>> start

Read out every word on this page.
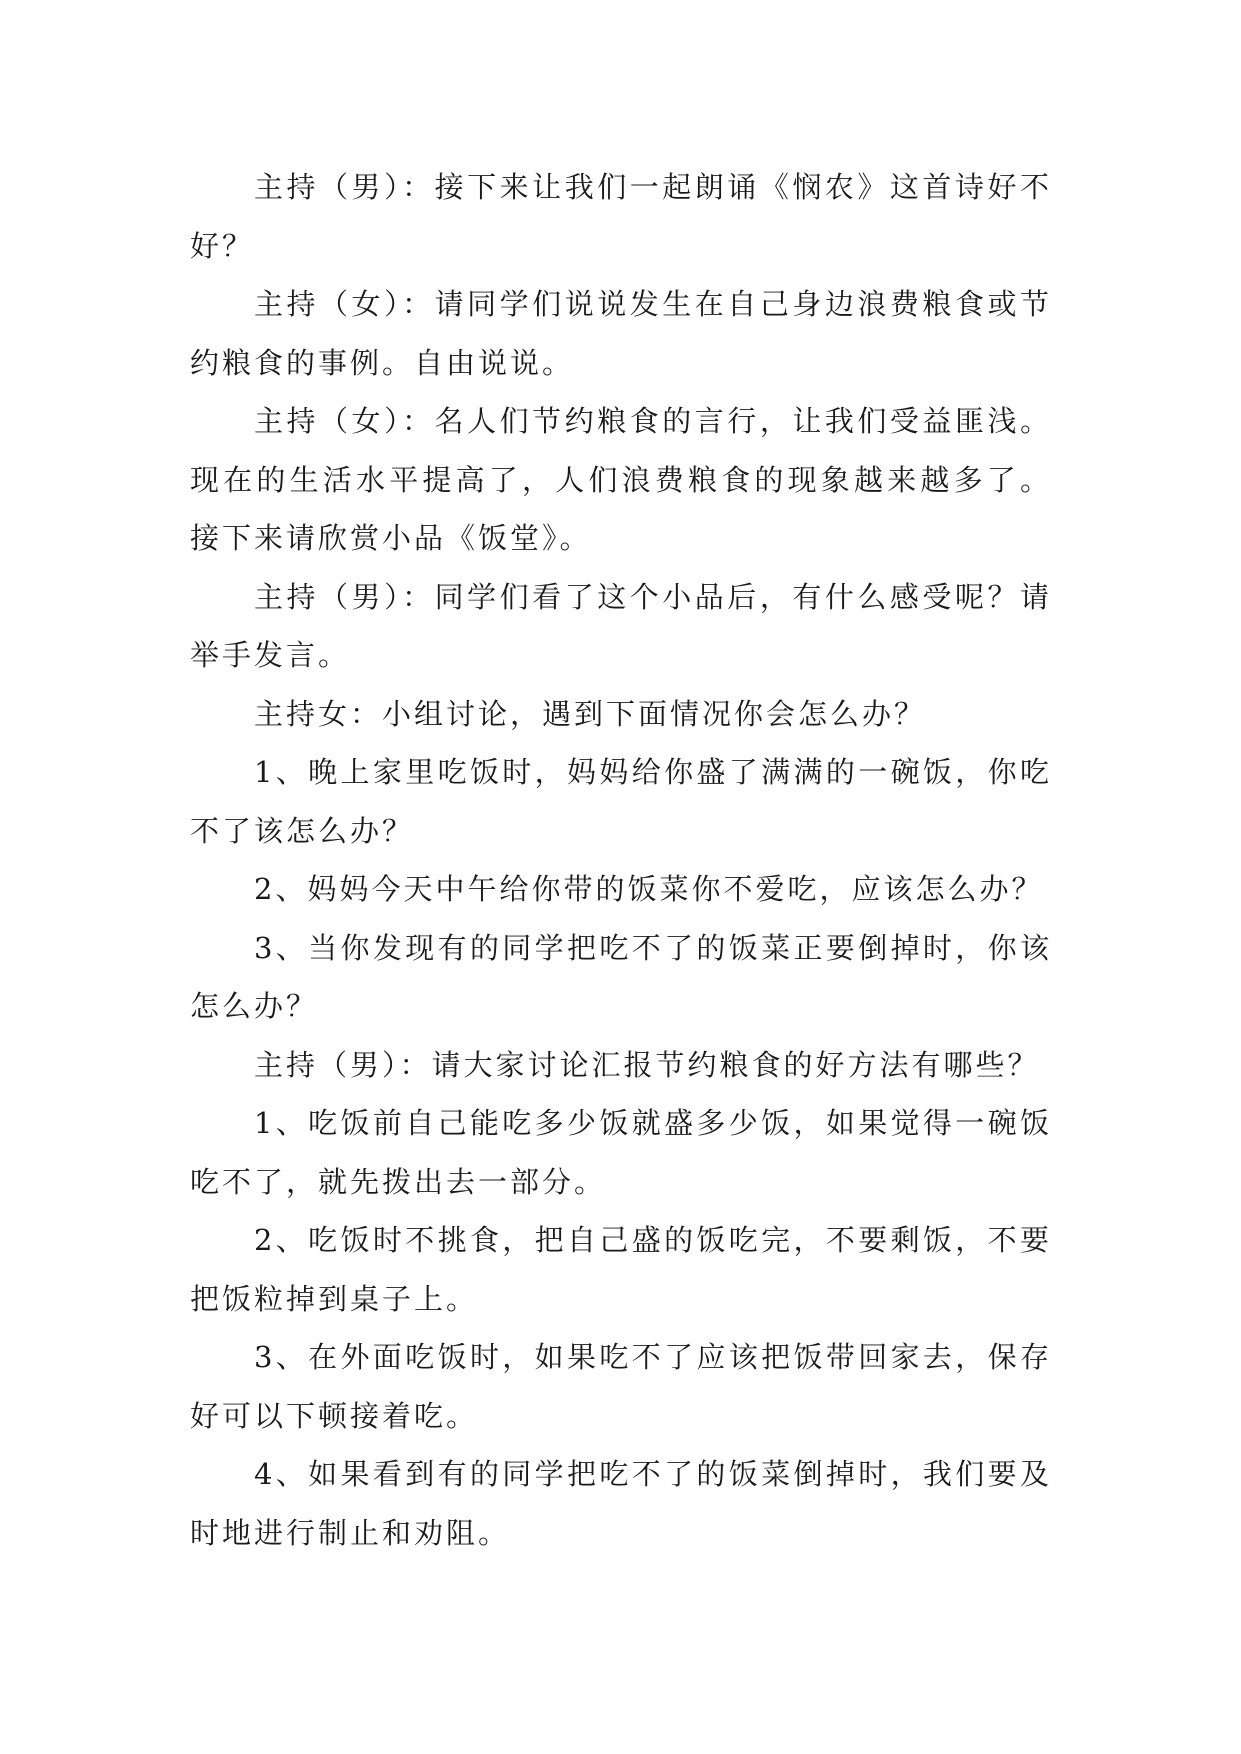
主持（男）：接下来让我们一起朗诵《悯农》这首诗好不好？

主持（女）：请同学们说说发生在自己身边浪费粮食或节约粮食的事例。自由说说。

主持（女）：名人们节约粮食的言行，让我们受益匪浅。现在的生活水平提高了，人们浪费粮食的现象越来越多了。接下来请欣赏小品《饭堂》。

主持（男）：同学们看了这个小品后，有什么感受呢？请举手发言。

主持女：小组讨论，遇到下面情况你会怎么办？

1、晚上家里吃饭时，妈妈给你盛了满满的一碗饭，你吃不了该怎么办？

2、妈妈今天中午给你带的饭菜你不爱吃，应该怎么办？

3、当你发现有的同学把吃不了的饭菜正要倒掉时，你该怎么办？

主持（男）：请大家讨论汇报节约粮食的好方法有哪些？

1、吃饭前自己能吃多少饭就盛多少饭，如果觉得一碗饭吃不了，就先拨出去一部分。

2、吃饭时不挑食，把自己盛的饭吃完，不要剩饭，不要把饭粒掉到桌子上。

3、在外面吃饭时，如果吃不了应该把饭带回家去，保存好可以下顿接着吃。

4、如果看到有的同学把吃不了的饭菜倒掉时，我们要及时地进行制止和劝阻。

>> end

Using the data above, print every line exactly, omitting pictures.

Read out every word on this page.
主持（男）：接下来让我们一起朗诵《悯农》这首诗好不好？

主持（女）：请同学们说说发生在自己身边浪费粮食或节约粮食的事例。自由说说。

主持（女）：名人们节约粮食的言行，让我们受益匪浅。现在的生活水平提高了，人们浪费粮食的现象越来越多了。接下来请欣赏小品《饭堂》。

主持（男）：同学们看了这个小品后，有什么感受呢？请举手发言。

主持女：小组讨论，遇到下面情况你会怎么办？

1、晚上家里吃饭时，妈妈给你盛了满满的一碗饭，你吃不了该怎么办？

2、妈妈今天中午给你带的饭菜你不爱吃，应该怎么办？

3、当你发现有的同学把吃不了的饭菜正要倒掉时，你该怎么办？

主持（男）：请大家讨论汇报节约粮食的好方法有哪些？

1、吃饭前自己能吃多少饭就盛多少饭，如果觉得一碗饭吃不了，就先拨出去一部分。

2、吃饭时不挑食，把自己盛的饭吃完，不要剩饭，不要把饭粒掉到桌子上。

3、在外面吃饭时，如果吃不了应该把饭带回家去，保存好可以下顿接着吃。

4、如果看到有的同学把吃不了的饭菜倒掉时，我们要及时地进行制止和劝阻。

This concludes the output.